* PROBLEM DETAILS *
Quote the records beneath, complete and exact. Leave out images.

--- START OF MATERIAL PROVIDED ---

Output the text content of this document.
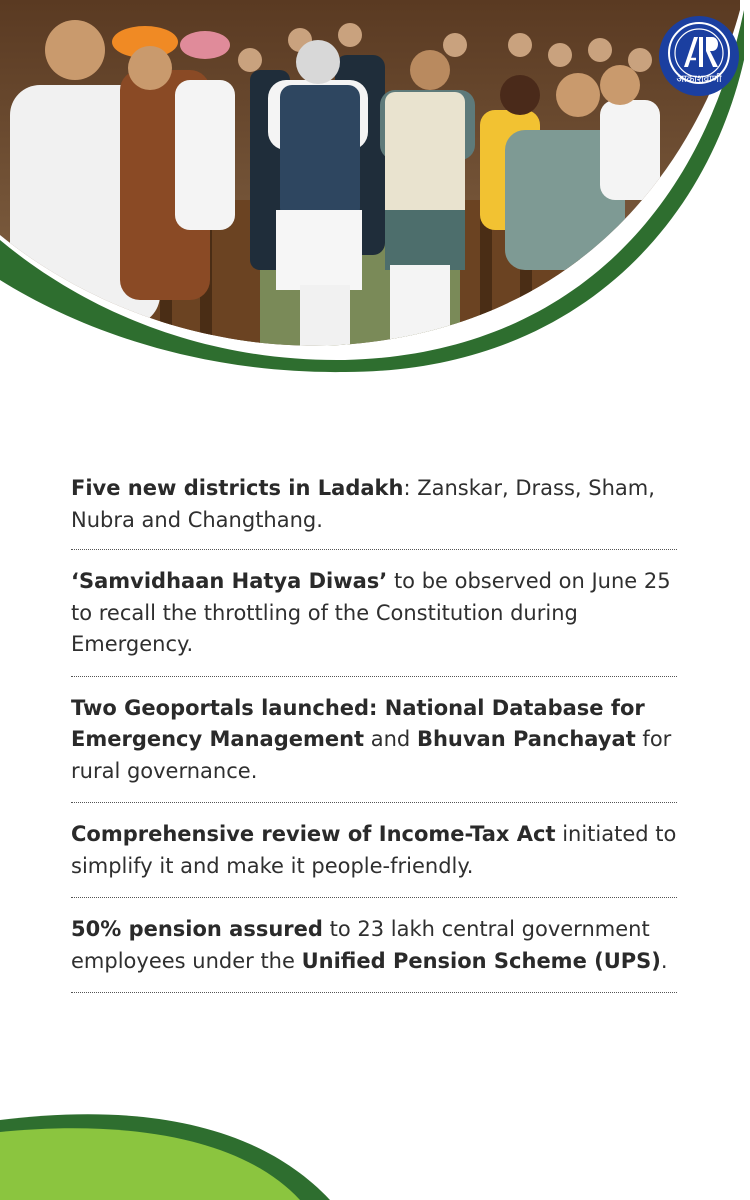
आकाशवाणी
Five new districts in Ladakh: Zanskar, Drass, Sham, Nubra and Changthang.
‘Samvidhaan Hatya Diwas’ to be observed on June 25 to recall the throttling of the Constitution during Emergency.
Two Geoportals launched: National Database for Emergency Management and Bhuvan Panchayat for rural governance.
Comprehensive review of Income-Tax Act initiated to simplify it and make it people-friendly.
50% pension assured to 23 lakh central government employees under the Unified Pension Scheme (UPS).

--- END OF MATERIAL PROVIDED ---

* TASK RESULT *
Output the text content of this document.
आकाशवाणी
Five new districts in Ladakh: Zanskar, Drass, Sham, Nubra and Changthang.
‘Samvidhaan Hatya Diwas’ to be observed on June 25 to recall the throttling of the Constitution during Emergency.
Two Geoportals launched: National Database for Emergency Management and Bhuvan Panchayat for rural governance.
Comprehensive review of Income-Tax Act initiated to simplify it and make it people-friendly.
50% pension assured to 23 lakh central government employees under the Unified Pension Scheme (UPS).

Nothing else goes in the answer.